[Prompt] Please render everything in the material from the line containing "x-tick-label: 2015 — [344, 345, 376, 361]" down to the line containing "x-tick-label: 2018 — [544, 345, 576, 361]" as a Markdown table with the columns Row and Line, numbering each line and leaving out blank lines.

□ □ □ □ □ □ □

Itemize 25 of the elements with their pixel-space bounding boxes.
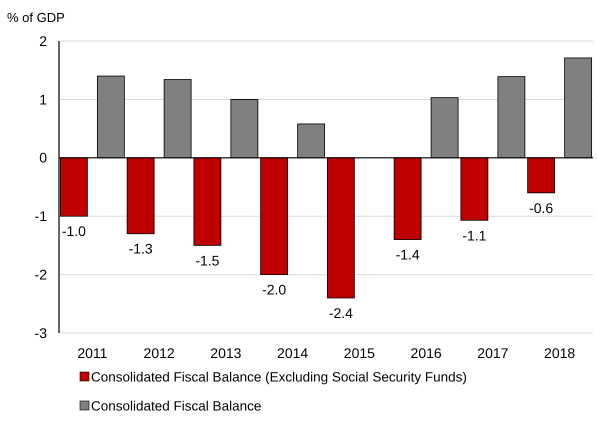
x-tick-label: 2015 — [344, 345, 376, 361]
data-label: -2.0 — [262, 282, 286, 298]
data-label: -1.1 — [462, 227, 487, 244]
legend-label: Consolidated Fiscal Balance — [91, 398, 262, 414]
x-tick-label: 2018 — [544, 345, 576, 361]
y-tick-label: 1 — [39, 91, 48, 108]
x-tick-label: 2012 — [144, 345, 175, 361]
data-label: -1.4 — [396, 246, 420, 263]
x-tick-label: 2013 — [210, 345, 242, 361]
y-tick-label: -3 — [34, 324, 48, 341]
data-label: -1.3 — [128, 240, 153, 257]
x-tick-label: 2016 — [410, 345, 442, 361]
y-tick-label: 2 — [39, 32, 48, 49]
y-tick-label: -2 — [34, 266, 48, 282]
x-tick-label: 2017 — [477, 345, 509, 361]
data-label: -2.4 — [328, 304, 354, 321]
legend-label: Consolidated Fiscal Balance (Excluding Social Security Funds) — [91, 370, 467, 385]
y-axis-title: % of GDP — [7, 10, 65, 25]
y-tick-label: -1 — [34, 208, 48, 224]
y-tick-label: 0 — [39, 150, 48, 166]
x-tick-label: 2011 — [77, 345, 108, 361]
x-tick-label: 2014 — [277, 345, 308, 361]
data-label: -1.0 — [62, 223, 86, 240]
data-label: -0.6 — [529, 200, 554, 216]
data-label: -1.5 — [195, 252, 220, 268]
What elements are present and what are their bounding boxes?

□ □ □ □ □ □ □

[The solution]
| Row | Line |
|---|---|
| 1 | x-tick-label: 2015 — [344, 345, 376, 361] |
| 2 | data-label: -2.0 — [262, 282, 286, 298] |
| 3 | data-label: -1.1 — [462, 227, 487, 244] |
| 4 | legend-label: Consolidated Fiscal Balance — [91, 398, 262, 414] |
| 5 | x-tick-label: 2018 — [544, 345, 576, 361] |